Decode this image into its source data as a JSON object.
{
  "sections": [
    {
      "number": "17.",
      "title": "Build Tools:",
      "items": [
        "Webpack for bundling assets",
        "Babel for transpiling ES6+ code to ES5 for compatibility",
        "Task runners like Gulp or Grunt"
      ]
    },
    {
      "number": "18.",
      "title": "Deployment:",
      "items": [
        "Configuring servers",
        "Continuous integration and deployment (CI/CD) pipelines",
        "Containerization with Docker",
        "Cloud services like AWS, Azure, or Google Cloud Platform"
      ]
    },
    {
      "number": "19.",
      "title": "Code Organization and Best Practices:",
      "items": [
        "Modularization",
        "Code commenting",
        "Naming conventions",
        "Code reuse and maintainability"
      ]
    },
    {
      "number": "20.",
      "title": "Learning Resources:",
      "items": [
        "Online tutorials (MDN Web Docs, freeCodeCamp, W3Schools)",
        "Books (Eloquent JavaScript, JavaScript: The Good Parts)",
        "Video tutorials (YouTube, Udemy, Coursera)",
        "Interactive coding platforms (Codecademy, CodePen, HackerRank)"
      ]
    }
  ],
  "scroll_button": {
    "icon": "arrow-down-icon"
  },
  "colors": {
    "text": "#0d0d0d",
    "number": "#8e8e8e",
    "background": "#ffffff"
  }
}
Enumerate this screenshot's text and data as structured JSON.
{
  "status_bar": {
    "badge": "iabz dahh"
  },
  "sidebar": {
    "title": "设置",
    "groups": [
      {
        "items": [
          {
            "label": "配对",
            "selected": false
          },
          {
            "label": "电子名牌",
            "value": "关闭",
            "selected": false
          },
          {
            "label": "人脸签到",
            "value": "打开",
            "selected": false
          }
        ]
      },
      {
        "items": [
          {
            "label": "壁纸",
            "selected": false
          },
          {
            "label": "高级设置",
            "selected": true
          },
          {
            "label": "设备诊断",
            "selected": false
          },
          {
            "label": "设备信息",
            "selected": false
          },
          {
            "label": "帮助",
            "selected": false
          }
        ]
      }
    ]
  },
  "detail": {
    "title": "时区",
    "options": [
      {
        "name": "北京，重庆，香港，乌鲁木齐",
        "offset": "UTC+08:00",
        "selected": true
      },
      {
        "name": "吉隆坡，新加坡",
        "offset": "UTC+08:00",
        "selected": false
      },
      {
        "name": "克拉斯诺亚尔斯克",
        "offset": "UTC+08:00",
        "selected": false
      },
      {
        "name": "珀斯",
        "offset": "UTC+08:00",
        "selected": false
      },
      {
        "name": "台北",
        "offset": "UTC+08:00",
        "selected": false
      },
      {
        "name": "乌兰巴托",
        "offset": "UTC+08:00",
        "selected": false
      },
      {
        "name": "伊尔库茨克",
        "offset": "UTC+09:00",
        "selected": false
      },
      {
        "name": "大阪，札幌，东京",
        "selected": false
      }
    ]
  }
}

→ EXERCISE PROMPT: Restate every line of the data word for word.

→ EXERCISE OUTPUT:
Decode this image into its source data as a JSON object.
{
  "sections": [
    {
      "number": "17.",
      "title": "Build Tools:",
      "items": [
        "Webpack for bundling assets",
        "Babel for transpiling ES6+ code to ES5 for compatibility",
        "Task runners like Gulp or Grunt"
      ]
    },
    {
      "number": "18.",
      "title": "Deployment:",
      "items": [
        "Configuring servers",
        "Continuous integration and deployment (CI/CD) pipelines",
        "Containerization with Docker",
        "Cloud services like AWS, Azure, or Google Cloud Platform"
      ]
    },
    {
      "number": "19.",
      "title": "Code Organization and Best Practices:",
      "items": [
        "Modularization",
        "Code commenting",
        "Naming conventions",
        "Code reuse and maintainability"
      ]
    },
    {
      "number": "20.",
      "title": "Learning Resources:",
      "items": [
        "Online tutorials (MDN Web Docs, freeCodeCamp, W3Schools)",
        "Books (Eloquent JavaScript, JavaScript: The Good Parts)",
        "Video tutorials (YouTube, Udemy, Coursera)",
        "Interactive coding platforms (Codecademy, CodePen, HackerRank)"
      ]
    }
  ],
  "scroll_button": {
    "icon": "arrow-down-icon"
  },
  "colors": {
    "text": "#0d0d0d",
    "number": "#8e8e8e",
    "background": "#ffffff"
  }
}
Enumerate this screenshot's text and data as structured JSON.
{
  "status_bar": {
    "badge": "iabz dahh"
  },
  "sidebar": {
    "title": "设置",
    "groups": [
      {
        "items": [
          {
            "label": "配对",
            "selected": false
          },
          {
            "label": "电子名牌",
            "value": "关闭",
            "selected": false
          },
          {
            "label": "人脸签到",
            "value": "打开",
            "selected": false
          }
        ]
      },
      {
        "items": [
          {
            "label": "壁纸",
            "selected": false
          },
          {
            "label": "高级设置",
            "selected": true
          },
          {
            "label": "设备诊断",
            "selected": false
          },
          {
            "label": "设备信息",
            "selected": false
          },
          {
            "label": "帮助",
            "selected": false
          }
        ]
      }
    ]
  },
  "detail": {
    "title": "时区",
    "options": [
      {
        "name": "北京，重庆，香港，乌鲁木齐",
        "offset": "UTC+08:00",
        "selected": true
      },
      {
        "name": "吉隆坡，新加坡",
        "offset": "UTC+08:00",
        "selected": false
      },
      {
        "name": "克拉斯诺亚尔斯克",
        "offset": "UTC+08:00",
        "selected": false
      },
      {
        "name": "珀斯",
        "offset": "UTC+08:00",
        "selected": false
      },
      {
        "name": "台北",
        "offset": "UTC+08:00",
        "selected": false
      },
      {
        "name": "乌兰巴托",
        "offset": "UTC+08:00",
        "selected": false
      },
      {
        "name": "伊尔库茨克",
        "offset": "UTC+09:00",
        "selected": false
      },
      {
        "name": "大阪，札幌，东京",
        "selected": false
      }
    ]
  }
}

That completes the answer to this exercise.